GIVEN INSTRUCTION:
Count the lines in the entries below that include the word "spring". Give nothing but the number.

MATERIAL FOR THE TASK:
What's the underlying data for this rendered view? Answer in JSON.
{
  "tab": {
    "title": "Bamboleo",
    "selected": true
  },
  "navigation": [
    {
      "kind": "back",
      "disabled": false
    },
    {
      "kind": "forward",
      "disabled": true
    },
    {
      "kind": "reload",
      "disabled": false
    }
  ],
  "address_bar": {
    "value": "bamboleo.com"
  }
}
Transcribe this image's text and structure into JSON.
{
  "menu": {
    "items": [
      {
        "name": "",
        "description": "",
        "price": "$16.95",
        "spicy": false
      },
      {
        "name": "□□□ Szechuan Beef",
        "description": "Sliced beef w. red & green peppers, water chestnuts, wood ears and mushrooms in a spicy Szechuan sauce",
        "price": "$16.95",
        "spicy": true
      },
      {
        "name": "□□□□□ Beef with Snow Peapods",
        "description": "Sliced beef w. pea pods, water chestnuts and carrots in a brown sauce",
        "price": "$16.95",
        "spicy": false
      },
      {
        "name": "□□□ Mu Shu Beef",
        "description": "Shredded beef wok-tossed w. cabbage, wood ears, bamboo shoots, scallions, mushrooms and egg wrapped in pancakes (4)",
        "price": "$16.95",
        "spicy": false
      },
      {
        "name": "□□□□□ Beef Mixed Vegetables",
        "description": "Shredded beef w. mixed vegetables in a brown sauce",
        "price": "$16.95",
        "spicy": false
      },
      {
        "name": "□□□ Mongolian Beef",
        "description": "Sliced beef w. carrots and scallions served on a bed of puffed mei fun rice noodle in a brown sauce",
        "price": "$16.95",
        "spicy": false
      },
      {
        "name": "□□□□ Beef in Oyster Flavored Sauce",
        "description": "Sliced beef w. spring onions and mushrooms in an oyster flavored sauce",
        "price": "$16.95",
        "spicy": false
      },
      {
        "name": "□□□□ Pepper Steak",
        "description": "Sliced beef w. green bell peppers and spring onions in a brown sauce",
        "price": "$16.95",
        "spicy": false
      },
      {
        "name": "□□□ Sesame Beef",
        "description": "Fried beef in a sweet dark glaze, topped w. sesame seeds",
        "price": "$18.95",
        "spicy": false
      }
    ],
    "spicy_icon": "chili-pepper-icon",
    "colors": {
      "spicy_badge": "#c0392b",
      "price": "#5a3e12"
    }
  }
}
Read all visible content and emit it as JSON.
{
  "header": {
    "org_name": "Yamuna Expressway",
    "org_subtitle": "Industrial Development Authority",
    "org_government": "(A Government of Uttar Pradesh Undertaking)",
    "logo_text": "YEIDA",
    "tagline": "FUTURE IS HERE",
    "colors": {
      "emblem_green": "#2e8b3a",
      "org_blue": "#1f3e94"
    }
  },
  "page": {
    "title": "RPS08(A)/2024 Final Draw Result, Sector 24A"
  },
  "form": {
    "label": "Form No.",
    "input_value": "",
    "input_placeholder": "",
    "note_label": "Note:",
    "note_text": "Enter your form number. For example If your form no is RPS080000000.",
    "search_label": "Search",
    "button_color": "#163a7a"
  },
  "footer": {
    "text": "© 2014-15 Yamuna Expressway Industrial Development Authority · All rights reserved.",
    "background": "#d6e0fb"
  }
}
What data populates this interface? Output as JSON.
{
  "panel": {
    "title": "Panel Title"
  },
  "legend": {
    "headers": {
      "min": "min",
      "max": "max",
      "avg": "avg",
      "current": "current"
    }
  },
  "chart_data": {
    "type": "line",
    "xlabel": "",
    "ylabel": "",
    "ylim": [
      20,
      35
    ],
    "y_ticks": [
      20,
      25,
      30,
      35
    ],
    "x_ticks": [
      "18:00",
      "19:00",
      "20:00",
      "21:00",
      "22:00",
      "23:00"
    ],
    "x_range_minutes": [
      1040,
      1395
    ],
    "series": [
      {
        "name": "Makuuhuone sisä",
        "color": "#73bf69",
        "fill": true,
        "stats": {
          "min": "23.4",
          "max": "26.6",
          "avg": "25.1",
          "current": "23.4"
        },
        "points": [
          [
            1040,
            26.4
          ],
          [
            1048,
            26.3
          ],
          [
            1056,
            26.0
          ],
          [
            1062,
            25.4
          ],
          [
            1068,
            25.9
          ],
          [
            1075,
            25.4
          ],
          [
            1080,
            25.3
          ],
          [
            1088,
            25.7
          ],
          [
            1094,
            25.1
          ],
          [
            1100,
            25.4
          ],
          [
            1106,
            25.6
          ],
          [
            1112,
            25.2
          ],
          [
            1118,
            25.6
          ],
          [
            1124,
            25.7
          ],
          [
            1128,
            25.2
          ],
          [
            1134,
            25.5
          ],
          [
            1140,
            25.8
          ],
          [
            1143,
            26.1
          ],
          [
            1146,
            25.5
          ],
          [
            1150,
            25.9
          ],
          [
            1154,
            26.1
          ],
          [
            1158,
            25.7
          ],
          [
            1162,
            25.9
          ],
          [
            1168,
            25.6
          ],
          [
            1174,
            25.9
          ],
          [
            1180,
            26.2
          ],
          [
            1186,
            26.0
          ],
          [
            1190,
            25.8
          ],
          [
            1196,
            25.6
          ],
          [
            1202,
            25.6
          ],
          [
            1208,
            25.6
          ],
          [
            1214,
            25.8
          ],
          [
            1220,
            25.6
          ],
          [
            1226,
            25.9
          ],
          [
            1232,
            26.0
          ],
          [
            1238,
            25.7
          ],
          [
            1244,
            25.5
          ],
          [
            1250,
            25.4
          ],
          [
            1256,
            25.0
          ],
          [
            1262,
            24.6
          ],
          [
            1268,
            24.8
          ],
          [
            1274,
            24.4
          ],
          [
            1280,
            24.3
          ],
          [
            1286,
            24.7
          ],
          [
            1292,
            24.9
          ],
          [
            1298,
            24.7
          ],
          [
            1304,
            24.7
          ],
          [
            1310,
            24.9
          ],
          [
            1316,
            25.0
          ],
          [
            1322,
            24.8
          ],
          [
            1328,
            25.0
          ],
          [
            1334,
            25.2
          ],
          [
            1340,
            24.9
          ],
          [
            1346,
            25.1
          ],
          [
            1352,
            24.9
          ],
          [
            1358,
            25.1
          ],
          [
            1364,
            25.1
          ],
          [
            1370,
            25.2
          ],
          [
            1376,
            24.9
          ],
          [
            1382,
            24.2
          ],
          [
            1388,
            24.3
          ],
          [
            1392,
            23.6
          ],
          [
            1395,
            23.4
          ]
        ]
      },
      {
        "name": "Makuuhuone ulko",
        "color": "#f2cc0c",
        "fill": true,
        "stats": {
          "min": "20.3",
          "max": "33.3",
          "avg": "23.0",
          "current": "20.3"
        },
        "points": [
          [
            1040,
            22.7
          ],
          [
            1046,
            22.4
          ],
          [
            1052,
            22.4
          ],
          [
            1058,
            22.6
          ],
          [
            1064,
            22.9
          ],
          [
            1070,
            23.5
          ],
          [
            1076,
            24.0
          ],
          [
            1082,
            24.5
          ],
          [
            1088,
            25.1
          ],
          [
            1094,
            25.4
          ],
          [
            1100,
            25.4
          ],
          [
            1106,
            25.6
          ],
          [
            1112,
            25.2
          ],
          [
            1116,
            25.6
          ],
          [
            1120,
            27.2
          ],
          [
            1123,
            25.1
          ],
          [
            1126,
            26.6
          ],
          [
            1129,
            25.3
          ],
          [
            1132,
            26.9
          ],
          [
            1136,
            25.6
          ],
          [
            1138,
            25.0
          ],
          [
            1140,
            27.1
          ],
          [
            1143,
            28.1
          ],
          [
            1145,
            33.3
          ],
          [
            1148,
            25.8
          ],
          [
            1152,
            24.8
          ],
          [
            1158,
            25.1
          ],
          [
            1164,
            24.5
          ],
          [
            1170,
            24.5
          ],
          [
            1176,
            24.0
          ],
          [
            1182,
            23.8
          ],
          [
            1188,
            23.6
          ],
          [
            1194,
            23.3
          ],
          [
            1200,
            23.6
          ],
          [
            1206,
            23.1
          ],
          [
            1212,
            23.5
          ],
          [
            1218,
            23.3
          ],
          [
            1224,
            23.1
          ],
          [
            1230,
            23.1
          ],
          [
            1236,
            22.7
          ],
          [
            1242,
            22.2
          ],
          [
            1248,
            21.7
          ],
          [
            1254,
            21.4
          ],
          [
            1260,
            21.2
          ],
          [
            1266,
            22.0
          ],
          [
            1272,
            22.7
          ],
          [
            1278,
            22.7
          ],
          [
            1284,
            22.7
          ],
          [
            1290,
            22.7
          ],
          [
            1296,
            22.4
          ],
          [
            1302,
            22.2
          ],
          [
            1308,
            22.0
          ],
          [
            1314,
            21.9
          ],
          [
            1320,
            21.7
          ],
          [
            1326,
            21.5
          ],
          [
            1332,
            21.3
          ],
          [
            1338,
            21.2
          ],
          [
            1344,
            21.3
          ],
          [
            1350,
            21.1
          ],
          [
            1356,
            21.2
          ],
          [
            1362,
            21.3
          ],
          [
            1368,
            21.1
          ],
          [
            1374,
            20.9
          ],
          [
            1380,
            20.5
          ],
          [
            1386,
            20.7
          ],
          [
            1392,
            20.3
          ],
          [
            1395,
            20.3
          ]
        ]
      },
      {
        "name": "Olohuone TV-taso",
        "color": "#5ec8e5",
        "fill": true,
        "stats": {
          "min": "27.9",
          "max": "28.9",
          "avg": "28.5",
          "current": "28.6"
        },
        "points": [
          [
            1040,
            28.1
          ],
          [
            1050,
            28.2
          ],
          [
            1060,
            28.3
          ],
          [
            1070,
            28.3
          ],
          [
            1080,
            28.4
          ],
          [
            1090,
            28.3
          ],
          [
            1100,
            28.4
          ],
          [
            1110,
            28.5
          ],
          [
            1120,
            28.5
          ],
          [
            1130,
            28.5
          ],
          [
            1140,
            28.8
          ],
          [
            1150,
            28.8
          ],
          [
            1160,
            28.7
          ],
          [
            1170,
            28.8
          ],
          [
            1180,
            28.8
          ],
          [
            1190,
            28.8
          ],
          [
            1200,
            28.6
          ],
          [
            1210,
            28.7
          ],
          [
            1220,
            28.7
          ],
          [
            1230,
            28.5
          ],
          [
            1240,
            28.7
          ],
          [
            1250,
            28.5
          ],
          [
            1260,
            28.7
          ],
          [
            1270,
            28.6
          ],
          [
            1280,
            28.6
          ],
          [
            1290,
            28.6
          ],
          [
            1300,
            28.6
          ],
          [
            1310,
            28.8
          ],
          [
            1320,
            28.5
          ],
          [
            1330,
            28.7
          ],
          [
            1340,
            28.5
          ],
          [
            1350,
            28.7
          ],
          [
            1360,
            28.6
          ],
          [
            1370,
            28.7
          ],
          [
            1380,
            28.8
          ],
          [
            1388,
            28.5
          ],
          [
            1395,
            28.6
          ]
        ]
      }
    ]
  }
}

SOLUTION FOR THIS EXERCISE:
2